** What is needed **
Below are the records. List every line holding the word "detached".

** The input **

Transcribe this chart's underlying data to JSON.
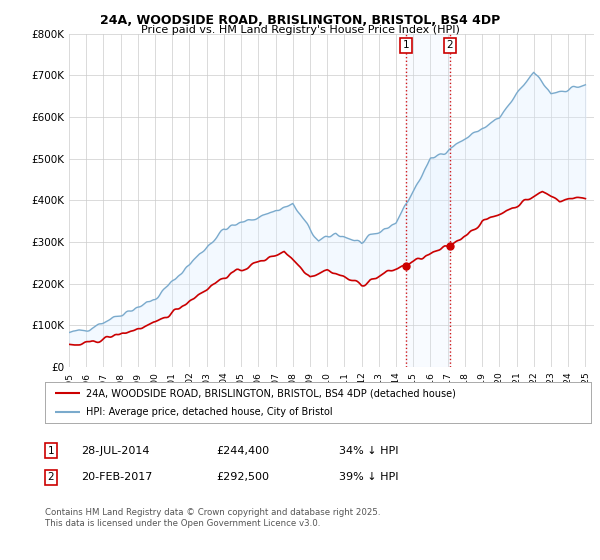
{
  "title_line1": "24A, WOODSIDE ROAD, BRISLINGTON, BRISTOL, BS4 4DP",
  "title_line2": "Price paid vs. HM Land Registry's House Price Index (HPI)",
  "ylim": [
    0,
    800000
  ],
  "yticks": [
    0,
    100000,
    200000,
    300000,
    400000,
    500000,
    600000,
    700000,
    800000
  ],
  "ytick_labels": [
    "£0",
    "£100K",
    "£200K",
    "£300K",
    "£400K",
    "£500K",
    "£600K",
    "£700K",
    "£800K"
  ],
  "legend_label_red": "24A, WOODSIDE ROAD, BRISLINGTON, BRISTOL, BS4 4DP (detached house)",
  "legend_label_blue": "HPI: Average price, detached house, City of Bristol",
  "annotation1_date": "28-JUL-2014",
  "annotation1_price": "£244,400",
  "annotation1_hpi": "34% ↓ HPI",
  "annotation2_date": "20-FEB-2017",
  "annotation2_price": "£292,500",
  "annotation2_hpi": "39% ↓ HPI",
  "footer": "Contains HM Land Registry data © Crown copyright and database right 2025.\nThis data is licensed under the Open Government Licence v3.0.",
  "red_color": "#cc0000",
  "blue_color": "#7aaacc",
  "shade_color": "#ddeeff",
  "vline_color": "#cc0000",
  "bg_color": "#ffffff",
  "grid_color": "#cccccc",
  "marker1_x": 2014.57,
  "marker2_x": 2017.13
}
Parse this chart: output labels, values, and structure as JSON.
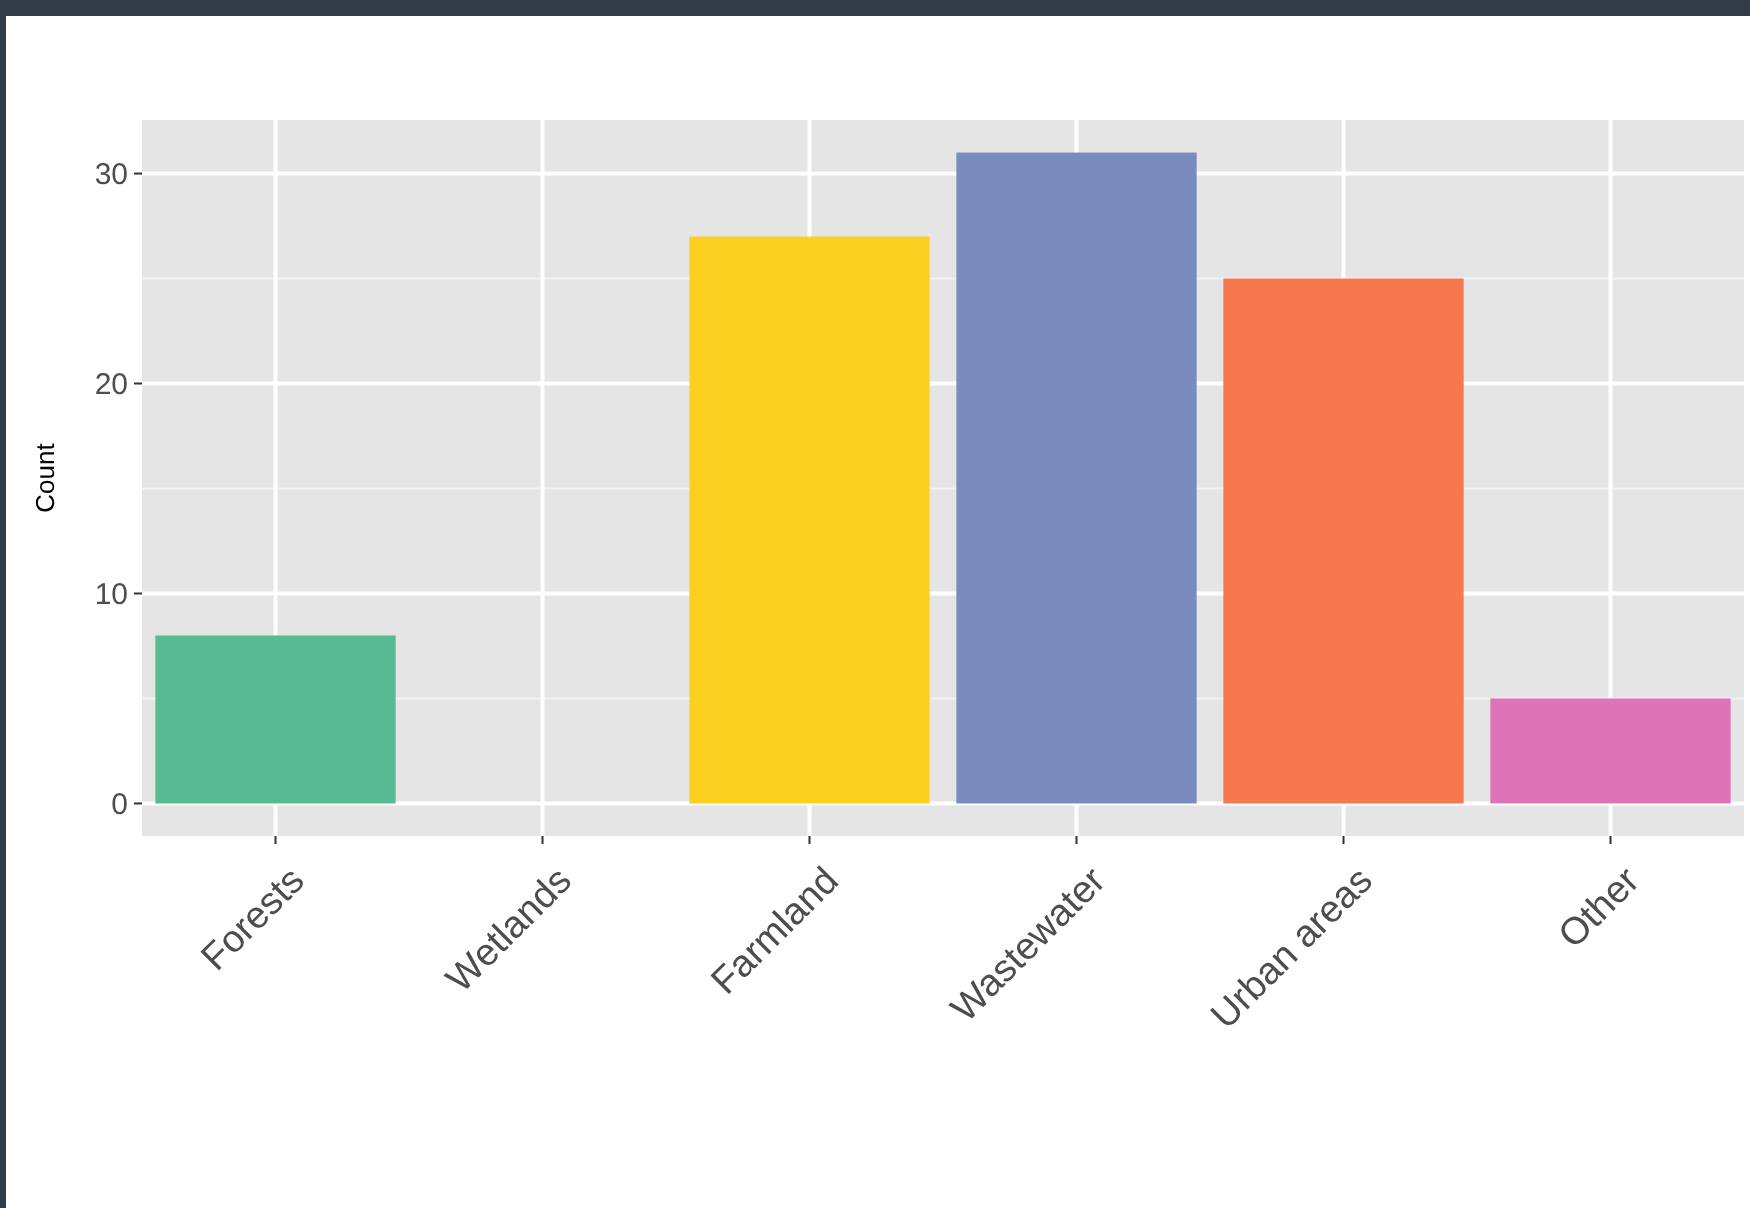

** Completed exercise **
  "legend_label_red": "24A, WOODSIDE ROAD, BRISLINGTON, BRISTOL, BS4 4DP (detached house)",
  "legend_label_blue": "HPI: Average price, detached house, City of Bristol",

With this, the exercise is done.